— Start Entries shown —

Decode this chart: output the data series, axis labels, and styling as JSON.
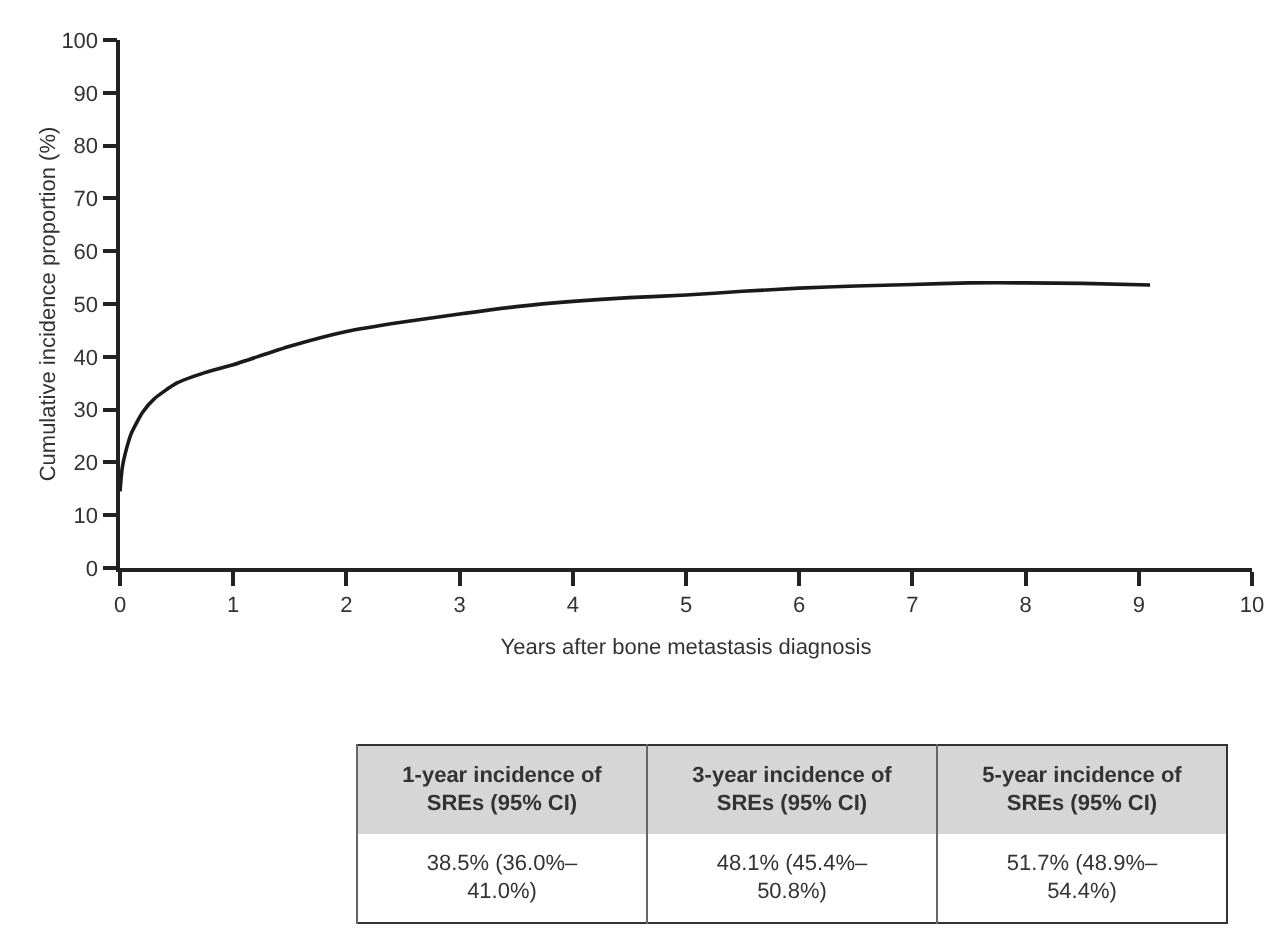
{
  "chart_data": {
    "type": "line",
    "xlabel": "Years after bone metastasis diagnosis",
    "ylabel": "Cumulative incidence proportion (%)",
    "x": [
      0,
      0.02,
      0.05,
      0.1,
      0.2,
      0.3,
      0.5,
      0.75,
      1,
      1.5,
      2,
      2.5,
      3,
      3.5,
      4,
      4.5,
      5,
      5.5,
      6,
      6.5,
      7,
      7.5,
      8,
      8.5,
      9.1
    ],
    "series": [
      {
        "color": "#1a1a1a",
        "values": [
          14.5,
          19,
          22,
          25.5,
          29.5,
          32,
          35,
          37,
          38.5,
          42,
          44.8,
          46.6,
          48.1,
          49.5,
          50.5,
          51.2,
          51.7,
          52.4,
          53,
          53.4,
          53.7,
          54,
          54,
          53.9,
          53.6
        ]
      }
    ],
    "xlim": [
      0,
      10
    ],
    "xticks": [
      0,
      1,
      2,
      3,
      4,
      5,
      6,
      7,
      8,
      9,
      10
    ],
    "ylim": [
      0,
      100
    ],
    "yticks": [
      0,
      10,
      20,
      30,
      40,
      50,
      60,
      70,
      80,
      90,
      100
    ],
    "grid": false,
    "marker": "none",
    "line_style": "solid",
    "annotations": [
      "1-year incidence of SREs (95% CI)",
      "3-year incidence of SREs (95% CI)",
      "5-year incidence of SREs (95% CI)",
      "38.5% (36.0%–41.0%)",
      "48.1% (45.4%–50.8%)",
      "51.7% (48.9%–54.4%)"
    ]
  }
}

— End Entries shown —

* [Set exercise]:
Set every line down exactly as written, leaving each picture out.

* [Answer below]:
Decode this chart: output the data series, axis labels, and styling as JSON.
{
  "chart_data": {
    "type": "line",
    "xlabel": "Years after bone metastasis diagnosis",
    "ylabel": "Cumulative incidence proportion (%)",
    "x": [
      0,
      0.02,
      0.05,
      0.1,
      0.2,
      0.3,
      0.5,
      0.75,
      1,
      1.5,
      2,
      2.5,
      3,
      3.5,
      4,
      4.5,
      5,
      5.5,
      6,
      6.5,
      7,
      7.5,
      8,
      8.5,
      9.1
    ],
    "series": [
      {
        "color": "#1a1a1a",
        "values": [
          14.5,
          19,
          22,
          25.5,
          29.5,
          32,
          35,
          37,
          38.5,
          42,
          44.8,
          46.6,
          48.1,
          49.5,
          50.5,
          51.2,
          51.7,
          52.4,
          53,
          53.4,
          53.7,
          54,
          54,
          53.9,
          53.6
        ]
      }
    ],
    "xlim": [
      0,
      10
    ],
    "xticks": [
      0,
      1,
      2,
      3,
      4,
      5,
      6,
      7,
      8,
      9,
      10
    ],
    "ylim": [
      0,
      100
    ],
    "yticks": [
      0,
      10,
      20,
      30,
      40,
      50,
      60,
      70,
      80,
      90,
      100
    ],
    "grid": false,
    "marker": "none",
    "line_style": "solid",
    "annotations": [
      "1-year incidence of SREs (95% CI)",
      "3-year incidence of SREs (95% CI)",
      "5-year incidence of SREs (95% CI)",
      "38.5% (36.0%–41.0%)",
      "48.1% (45.4%–50.8%)",
      "51.7% (48.9%–54.4%)"
    ]
  }
}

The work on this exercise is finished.